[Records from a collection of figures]
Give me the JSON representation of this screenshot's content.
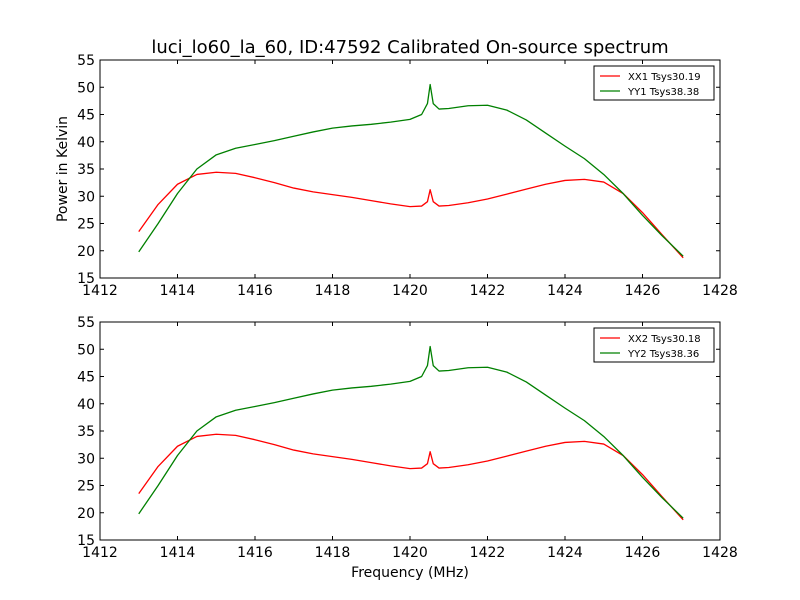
{
  "figure": {
    "title": "luci_lo60_la_60, ID:47592 Calibrated On-source spectrum",
    "ylabel": "Power in Kelvin",
    "xlabel": "Frequency (MHz)"
  },
  "chart_data": [
    {
      "type": "line",
      "title": "luci_lo60_la_60, ID:47592 Calibrated On-source spectrum",
      "xlabel": "",
      "ylabel": "Power in Kelvin",
      "xlim": [
        1412,
        1428
      ],
      "ylim": [
        15,
        55
      ],
      "xticks": [
        1412,
        1414,
        1416,
        1418,
        1420,
        1422,
        1424,
        1426,
        1428
      ],
      "yticks": [
        15,
        20,
        25,
        30,
        35,
        40,
        45,
        50,
        55
      ],
      "grid": false,
      "legend": "top-right",
      "series": [
        {
          "name": "XX1 Tsys30.19",
          "color": "#ff0000",
          "x": [
            1413.0,
            1413.5,
            1414.0,
            1414.5,
            1415.0,
            1415.5,
            1416.0,
            1416.5,
            1417.0,
            1417.5,
            1418.0,
            1418.5,
            1419.0,
            1419.5,
            1420.0,
            1420.3,
            1420.45,
            1420.52,
            1420.6,
            1420.75,
            1421.0,
            1421.5,
            1422.0,
            1422.5,
            1423.0,
            1423.5,
            1424.0,
            1424.5,
            1425.0,
            1425.5,
            1426.0,
            1426.5,
            1427.05
          ],
          "y": [
            23.5,
            28.5,
            32.2,
            34.0,
            34.4,
            34.2,
            33.4,
            32.5,
            31.5,
            30.8,
            30.3,
            29.8,
            29.2,
            28.6,
            28.1,
            28.2,
            29.0,
            31.2,
            29.0,
            28.2,
            28.3,
            28.8,
            29.5,
            30.4,
            31.3,
            32.2,
            32.9,
            33.1,
            32.6,
            30.5,
            27.0,
            23.0,
            18.7
          ]
        },
        {
          "name": "YY1 Tsys38.38",
          "color": "#008000",
          "x": [
            1413.0,
            1413.5,
            1414.0,
            1414.5,
            1415.0,
            1415.5,
            1416.0,
            1416.5,
            1417.0,
            1417.5,
            1418.0,
            1418.5,
            1419.0,
            1419.5,
            1420.0,
            1420.3,
            1420.45,
            1420.52,
            1420.6,
            1420.75,
            1421.0,
            1421.5,
            1422.0,
            1422.5,
            1423.0,
            1423.5,
            1424.0,
            1424.5,
            1425.0,
            1425.5,
            1426.0,
            1426.5,
            1427.05
          ],
          "y": [
            19.8,
            25.0,
            30.5,
            35.0,
            37.6,
            38.8,
            39.5,
            40.2,
            41.0,
            41.8,
            42.5,
            42.9,
            43.2,
            43.6,
            44.1,
            45.0,
            47.0,
            50.5,
            47.0,
            46.0,
            46.1,
            46.6,
            46.7,
            45.8,
            44.0,
            41.6,
            39.2,
            36.9,
            34.0,
            30.5,
            26.5,
            22.8,
            19.0
          ]
        }
      ]
    },
    {
      "type": "line",
      "title": "",
      "xlabel": "Frequency (MHz)",
      "ylabel": "",
      "xlim": [
        1412,
        1428
      ],
      "ylim": [
        15,
        55
      ],
      "xticks": [
        1412,
        1414,
        1416,
        1418,
        1420,
        1422,
        1424,
        1426,
        1428
      ],
      "yticks": [
        15,
        20,
        25,
        30,
        35,
        40,
        45,
        50,
        55
      ],
      "grid": false,
      "legend": "top-right",
      "series": [
        {
          "name": "XX2 Tsys30.18",
          "color": "#ff0000",
          "x": [
            1413.0,
            1413.5,
            1414.0,
            1414.5,
            1415.0,
            1415.5,
            1416.0,
            1416.5,
            1417.0,
            1417.5,
            1418.0,
            1418.5,
            1419.0,
            1419.5,
            1420.0,
            1420.3,
            1420.45,
            1420.52,
            1420.6,
            1420.75,
            1421.0,
            1421.5,
            1422.0,
            1422.5,
            1423.0,
            1423.5,
            1424.0,
            1424.5,
            1425.0,
            1425.5,
            1426.0,
            1426.5,
            1427.05
          ],
          "y": [
            23.5,
            28.5,
            32.2,
            34.0,
            34.4,
            34.2,
            33.4,
            32.5,
            31.5,
            30.8,
            30.3,
            29.8,
            29.2,
            28.6,
            28.1,
            28.2,
            29.0,
            31.2,
            29.0,
            28.2,
            28.3,
            28.8,
            29.5,
            30.4,
            31.3,
            32.2,
            32.9,
            33.1,
            32.6,
            30.5,
            27.0,
            23.0,
            18.7
          ]
        },
        {
          "name": "YY2 Tsys38.36",
          "color": "#008000",
          "x": [
            1413.0,
            1413.5,
            1414.0,
            1414.5,
            1415.0,
            1415.5,
            1416.0,
            1416.5,
            1417.0,
            1417.5,
            1418.0,
            1418.5,
            1419.0,
            1419.5,
            1420.0,
            1420.3,
            1420.45,
            1420.52,
            1420.6,
            1420.75,
            1421.0,
            1421.5,
            1422.0,
            1422.5,
            1423.0,
            1423.5,
            1424.0,
            1424.5,
            1425.0,
            1425.5,
            1426.0,
            1426.5,
            1427.05
          ],
          "y": [
            19.8,
            25.0,
            30.5,
            35.0,
            37.6,
            38.8,
            39.5,
            40.2,
            41.0,
            41.8,
            42.5,
            42.9,
            43.2,
            43.6,
            44.1,
            45.0,
            47.0,
            50.5,
            47.0,
            46.0,
            46.1,
            46.6,
            46.7,
            45.8,
            44.0,
            41.6,
            39.2,
            36.9,
            34.0,
            30.5,
            26.5,
            22.8,
            19.0
          ]
        }
      ]
    }
  ]
}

(Goal) Write every entry out again exactly, dropping the pictures.

(Problem solution)
Give me the JSON representation of this screenshot's content.
{
  "figure": {
    "title": "luci_lo60_la_60, ID:47592 Calibrated On-source spectrum",
    "ylabel": "Power in Kelvin",
    "xlabel": "Frequency (MHz)"
  },
  "chart_data": [
    {
      "type": "line",
      "title": "luci_lo60_la_60, ID:47592 Calibrated On-source spectrum",
      "xlabel": "",
      "ylabel": "Power in Kelvin",
      "xlim": [
        1412,
        1428
      ],
      "ylim": [
        15,
        55
      ],
      "xticks": [
        1412,
        1414,
        1416,
        1418,
        1420,
        1422,
        1424,
        1426,
        1428
      ],
      "yticks": [
        15,
        20,
        25,
        30,
        35,
        40,
        45,
        50,
        55
      ],
      "grid": false,
      "legend": "top-right",
      "series": [
        {
          "name": "XX1 Tsys30.19",
          "color": "#ff0000",
          "x": [
            1413.0,
            1413.5,
            1414.0,
            1414.5,
            1415.0,
            1415.5,
            1416.0,
            1416.5,
            1417.0,
            1417.5,
            1418.0,
            1418.5,
            1419.0,
            1419.5,
            1420.0,
            1420.3,
            1420.45,
            1420.52,
            1420.6,
            1420.75,
            1421.0,
            1421.5,
            1422.0,
            1422.5,
            1423.0,
            1423.5,
            1424.0,
            1424.5,
            1425.0,
            1425.5,
            1426.0,
            1426.5,
            1427.05
          ],
          "y": [
            23.5,
            28.5,
            32.2,
            34.0,
            34.4,
            34.2,
            33.4,
            32.5,
            31.5,
            30.8,
            30.3,
            29.8,
            29.2,
            28.6,
            28.1,
            28.2,
            29.0,
            31.2,
            29.0,
            28.2,
            28.3,
            28.8,
            29.5,
            30.4,
            31.3,
            32.2,
            32.9,
            33.1,
            32.6,
            30.5,
            27.0,
            23.0,
            18.7
          ]
        },
        {
          "name": "YY1 Tsys38.38",
          "color": "#008000",
          "x": [
            1413.0,
            1413.5,
            1414.0,
            1414.5,
            1415.0,
            1415.5,
            1416.0,
            1416.5,
            1417.0,
            1417.5,
            1418.0,
            1418.5,
            1419.0,
            1419.5,
            1420.0,
            1420.3,
            1420.45,
            1420.52,
            1420.6,
            1420.75,
            1421.0,
            1421.5,
            1422.0,
            1422.5,
            1423.0,
            1423.5,
            1424.0,
            1424.5,
            1425.0,
            1425.5,
            1426.0,
            1426.5,
            1427.05
          ],
          "y": [
            19.8,
            25.0,
            30.5,
            35.0,
            37.6,
            38.8,
            39.5,
            40.2,
            41.0,
            41.8,
            42.5,
            42.9,
            43.2,
            43.6,
            44.1,
            45.0,
            47.0,
            50.5,
            47.0,
            46.0,
            46.1,
            46.6,
            46.7,
            45.8,
            44.0,
            41.6,
            39.2,
            36.9,
            34.0,
            30.5,
            26.5,
            22.8,
            19.0
          ]
        }
      ]
    },
    {
      "type": "line",
      "title": "",
      "xlabel": "Frequency (MHz)",
      "ylabel": "",
      "xlim": [
        1412,
        1428
      ],
      "ylim": [
        15,
        55
      ],
      "xticks": [
        1412,
        1414,
        1416,
        1418,
        1420,
        1422,
        1424,
        1426,
        1428
      ],
      "yticks": [
        15,
        20,
        25,
        30,
        35,
        40,
        45,
        50,
        55
      ],
      "grid": false,
      "legend": "top-right",
      "series": [
        {
          "name": "XX2 Tsys30.18",
          "color": "#ff0000",
          "x": [
            1413.0,
            1413.5,
            1414.0,
            1414.5,
            1415.0,
            1415.5,
            1416.0,
            1416.5,
            1417.0,
            1417.5,
            1418.0,
            1418.5,
            1419.0,
            1419.5,
            1420.0,
            1420.3,
            1420.45,
            1420.52,
            1420.6,
            1420.75,
            1421.0,
            1421.5,
            1422.0,
            1422.5,
            1423.0,
            1423.5,
            1424.0,
            1424.5,
            1425.0,
            1425.5,
            1426.0,
            1426.5,
            1427.05
          ],
          "y": [
            23.5,
            28.5,
            32.2,
            34.0,
            34.4,
            34.2,
            33.4,
            32.5,
            31.5,
            30.8,
            30.3,
            29.8,
            29.2,
            28.6,
            28.1,
            28.2,
            29.0,
            31.2,
            29.0,
            28.2,
            28.3,
            28.8,
            29.5,
            30.4,
            31.3,
            32.2,
            32.9,
            33.1,
            32.6,
            30.5,
            27.0,
            23.0,
            18.7
          ]
        },
        {
          "name": "YY2 Tsys38.36",
          "color": "#008000",
          "x": [
            1413.0,
            1413.5,
            1414.0,
            1414.5,
            1415.0,
            1415.5,
            1416.0,
            1416.5,
            1417.0,
            1417.5,
            1418.0,
            1418.5,
            1419.0,
            1419.5,
            1420.0,
            1420.3,
            1420.45,
            1420.52,
            1420.6,
            1420.75,
            1421.0,
            1421.5,
            1422.0,
            1422.5,
            1423.0,
            1423.5,
            1424.0,
            1424.5,
            1425.0,
            1425.5,
            1426.0,
            1426.5,
            1427.05
          ],
          "y": [
            19.8,
            25.0,
            30.5,
            35.0,
            37.6,
            38.8,
            39.5,
            40.2,
            41.0,
            41.8,
            42.5,
            42.9,
            43.2,
            43.6,
            44.1,
            45.0,
            47.0,
            50.5,
            47.0,
            46.0,
            46.1,
            46.6,
            46.7,
            45.8,
            44.0,
            41.6,
            39.2,
            36.9,
            34.0,
            30.5,
            26.5,
            22.8,
            19.0
          ]
        }
      ]
    }
  ]
}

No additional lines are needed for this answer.